== Data for this exercise ==
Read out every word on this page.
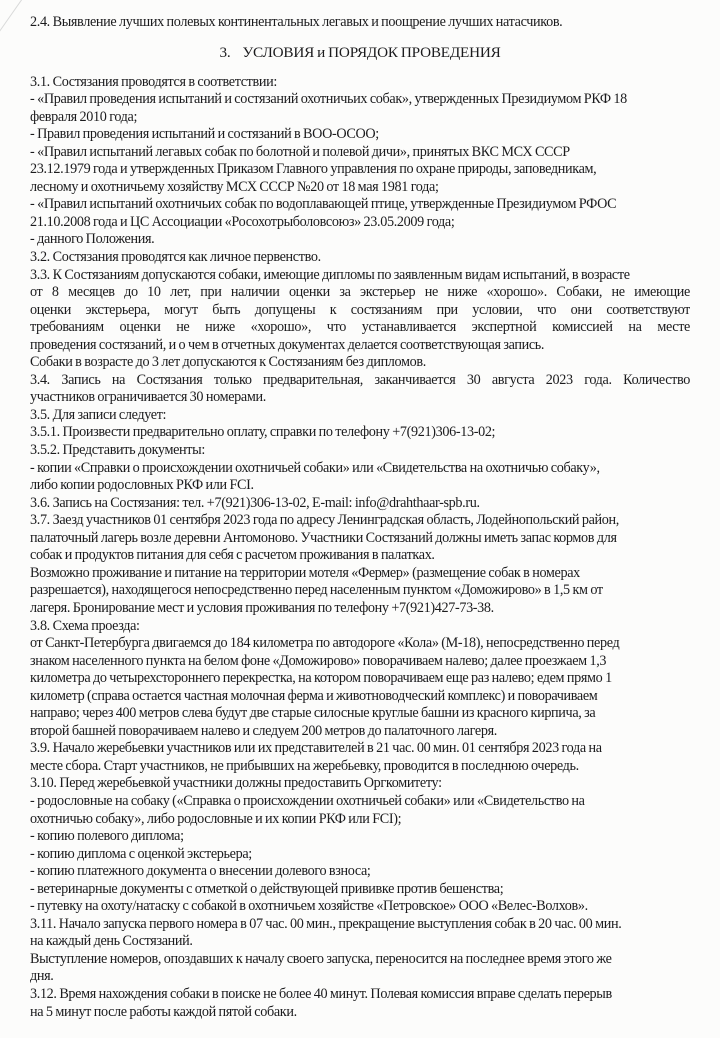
2.4. Выявление лучших полевых континентальных легавых и поощрение лучших натасчиков.
3. УСЛОВИЯ и ПОРЯДОК ПРОВЕДЕНИЯ
3.1. Состязания проводятся в соответствии:
- «Правил проведения испытаний и состязаний охотничьих собак», утвержденных Президиумом РКФ 18
февраля 2010 года;
- Правил проведения испытаний и состязаний в ВОО-ОСОО;
- «Правил испытаний легавых собак по болотной и полевой дичи», принятых ВКС МСХ СССР
23.12.1979 года и утвержденных Приказом Главного управления по охране природы, заповедникам,
лесному и охотничьему хозяйству МСХ СССР №20 от 18 мая 1981 года;
- «Правил испытаний охотничьих собак по водоплавающей птице, утвержденные Президиумом РФОС
21.10.2008 года и ЦС Ассоциации «Росохотрыболовсоюз» 23.05.2009 года;
- данного Положения.
3.2. Состязания проводятся как личное первенство.
3.3. К Состязаниям допускаются собаки, имеющие дипломы по заявленным видам испытаний, в возрасте
от 8 месяцев до 10 лет, при наличии оценки за экстерьер не ниже «хорошо». Собаки, не имеющие
оценки экстерьера, могут быть допущены к состязаниям при условии, что они соответствуют
требованиям оценки не ниже «хорошо», что устанавливается экспертной комиссией на месте
проведения состязаний, и о чем в отчетных документах делается соответствующая запись.
Собаки в возрасте до 3 лет допускаются к Состязаниям без дипломов.
3.4. Запись на Состязания только предварительная, заканчивается 30 августа 2023 года. Количество
участников ограничивается 30 номерами.
3.5. Для записи следует:
3.5.1. Произвести предварительно оплату, справки по телефону +7(921)306-13-02;
3.5.2. Представить документы:
- копии «Справки о происхождении охотничьей собаки» или «Свидетельства на охотничью собаку»,
либо копии родословных РКФ или FCI.
3.6. Запись на Состязания: тел. +7(921)306-13-02, E-mail: info@drahthaar-spb.ru.
3.7. Заезд участников 01 сентября 2023 года по адресу Ленинградская область, Лодейнопольский район,
палаточный лагерь возле деревни Антомоново. Участники Состязаний должны иметь запас кормов для
собак и продуктов питания для себя с расчетом проживания в палатках.
Возможно проживание и питание на территории мотеля «Фермер» (размещение собак в номерах
разрешается), находящегося непосредственно перед населенным пунктом «Доможирово» в 1,5 км от
лагеря. Бронирование мест и условия проживания по телефону +7(921)427-73-38.
3.8. Схема проезда:
от Санкт-Петербурга двигаемся до 184 километра по автодороге «Кола» (М-18), непосредственно перед
знаком населенного пункта на белом фоне «Доможирово» поворачиваем налево; далее проезжаем 1,3
километра до четырехстороннего перекрестка, на котором поворачиваем еще раз налево; едем прямо 1
километр (справа остается частная молочная ферма и животноводческий комплекс) и поворачиваем
направо; через 400 метров слева будут две старые силосные круглые башни из красного кирпича, за
второй башней поворачиваем налево и следуем 200 метров до палаточного лагеря.
3.9. Начало жеребьевки участников или их представителей в 21 час. 00 мин. 01 сентября 2023 года на
месте сбора. Старт участников, не прибывших на жеребьевку, проводится в последнюю очередь.
3.10. Перед жеребьевкой участники должны предоставить Оргкомитету:
- родословные на собаку («Справка о происхождении охотничьей собаки» или «Свидетельство на
охотничью собаку», либо родословные и их копии РКФ или FCI);
- копию полевого диплома;
- копию диплома с оценкой экстерьера;
- копию платежного документа о внесении долевого взноса;
- ветеринарные документы с отметкой о действующей прививке против бешенства;
- путевку на охоту/натаску с собакой в охотничьем хозяйстве «Петровское» ООО «Велес-Волхов».
3.11. Начало запуска первого номера в 07 час. 00 мин., прекращение выступления собак в 20 час. 00 мин.
на каждый день Состязаний.
Выступление номеров, опоздавших к началу своего запуска, переносится на последнее время этого же
дня.
3.12. Время нахождения собаки в поиске не более 40 минут. Полевая комиссия вправе сделать перерыв
на 5 минут после работы каждой пятой собаки.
===
Pick each line holding the word "Президиумом" out of the data and copy it.

- «Правил проведения испытаний и состязаний охотничьих собак», утвержденных Президиумом РКФ 18
- «Правил испытаний охотничьих собак по водоплавающей птице, утвержденные Президиумом РФОС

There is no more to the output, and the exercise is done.